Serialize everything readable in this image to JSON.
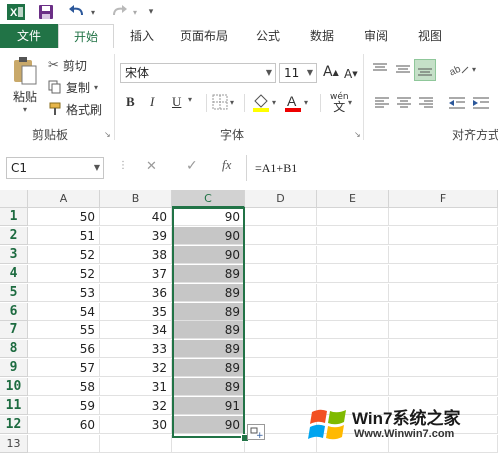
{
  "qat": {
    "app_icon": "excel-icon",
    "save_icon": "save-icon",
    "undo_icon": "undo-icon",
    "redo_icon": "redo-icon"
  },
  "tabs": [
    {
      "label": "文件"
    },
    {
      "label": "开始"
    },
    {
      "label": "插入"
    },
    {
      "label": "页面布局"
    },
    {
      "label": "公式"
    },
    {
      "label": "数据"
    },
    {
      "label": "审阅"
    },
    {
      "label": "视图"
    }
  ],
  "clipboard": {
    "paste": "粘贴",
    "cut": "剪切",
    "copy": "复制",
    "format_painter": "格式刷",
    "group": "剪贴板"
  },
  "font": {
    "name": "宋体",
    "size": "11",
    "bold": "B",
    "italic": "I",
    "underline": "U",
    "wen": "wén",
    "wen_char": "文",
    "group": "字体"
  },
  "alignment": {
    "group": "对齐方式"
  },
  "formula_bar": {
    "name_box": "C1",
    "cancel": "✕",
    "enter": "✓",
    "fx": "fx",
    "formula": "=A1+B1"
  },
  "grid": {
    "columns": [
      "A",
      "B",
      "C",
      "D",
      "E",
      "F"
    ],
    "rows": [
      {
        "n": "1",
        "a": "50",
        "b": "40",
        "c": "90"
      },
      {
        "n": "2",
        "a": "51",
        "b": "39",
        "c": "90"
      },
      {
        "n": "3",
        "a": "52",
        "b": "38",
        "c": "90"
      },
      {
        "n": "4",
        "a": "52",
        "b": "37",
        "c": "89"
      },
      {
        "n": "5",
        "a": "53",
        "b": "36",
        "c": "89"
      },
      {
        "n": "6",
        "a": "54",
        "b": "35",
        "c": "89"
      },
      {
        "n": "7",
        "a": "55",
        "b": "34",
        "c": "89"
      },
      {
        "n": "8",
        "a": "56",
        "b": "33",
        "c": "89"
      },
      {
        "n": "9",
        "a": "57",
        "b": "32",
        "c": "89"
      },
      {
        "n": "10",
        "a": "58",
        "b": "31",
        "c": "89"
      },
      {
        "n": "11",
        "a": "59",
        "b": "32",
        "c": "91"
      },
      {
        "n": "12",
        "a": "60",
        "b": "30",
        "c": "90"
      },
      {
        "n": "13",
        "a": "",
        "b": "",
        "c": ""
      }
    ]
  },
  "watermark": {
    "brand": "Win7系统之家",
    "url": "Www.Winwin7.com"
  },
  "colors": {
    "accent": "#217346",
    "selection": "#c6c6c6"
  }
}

*Set problem*.
Every line of the data above should be quoted exactly. Omit the pictures.

*Task solution*.
Serialize everything readable in this image to JSON.
{
  "qat": {
    "app_icon": "excel-icon",
    "save_icon": "save-icon",
    "undo_icon": "undo-icon",
    "redo_icon": "redo-icon"
  },
  "tabs": [
    {
      "label": "文件"
    },
    {
      "label": "开始"
    },
    {
      "label": "插入"
    },
    {
      "label": "页面布局"
    },
    {
      "label": "公式"
    },
    {
      "label": "数据"
    },
    {
      "label": "审阅"
    },
    {
      "label": "视图"
    }
  ],
  "clipboard": {
    "paste": "粘贴",
    "cut": "剪切",
    "copy": "复制",
    "format_painter": "格式刷",
    "group": "剪贴板"
  },
  "font": {
    "name": "宋体",
    "size": "11",
    "bold": "B",
    "italic": "I",
    "underline": "U",
    "wen": "wén",
    "wen_char": "文",
    "group": "字体"
  },
  "alignment": {
    "group": "对齐方式"
  },
  "formula_bar": {
    "name_box": "C1",
    "cancel": "✕",
    "enter": "✓",
    "fx": "fx",
    "formula": "=A1+B1"
  },
  "grid": {
    "columns": [
      "A",
      "B",
      "C",
      "D",
      "E",
      "F"
    ],
    "rows": [
      {
        "n": "1",
        "a": "50",
        "b": "40",
        "c": "90"
      },
      {
        "n": "2",
        "a": "51",
        "b": "39",
        "c": "90"
      },
      {
        "n": "3",
        "a": "52",
        "b": "38",
        "c": "90"
      },
      {
        "n": "4",
        "a": "52",
        "b": "37",
        "c": "89"
      },
      {
        "n": "5",
        "a": "53",
        "b": "36",
        "c": "89"
      },
      {
        "n": "6",
        "a": "54",
        "b": "35",
        "c": "89"
      },
      {
        "n": "7",
        "a": "55",
        "b": "34",
        "c": "89"
      },
      {
        "n": "8",
        "a": "56",
        "b": "33",
        "c": "89"
      },
      {
        "n": "9",
        "a": "57",
        "b": "32",
        "c": "89"
      },
      {
        "n": "10",
        "a": "58",
        "b": "31",
        "c": "89"
      },
      {
        "n": "11",
        "a": "59",
        "b": "32",
        "c": "91"
      },
      {
        "n": "12",
        "a": "60",
        "b": "30",
        "c": "90"
      },
      {
        "n": "13",
        "a": "",
        "b": "",
        "c": ""
      }
    ]
  },
  "watermark": {
    "brand": "Win7系统之家",
    "url": "Www.Winwin7.com"
  },
  "colors": {
    "accent": "#217346",
    "selection": "#c6c6c6"
  }
}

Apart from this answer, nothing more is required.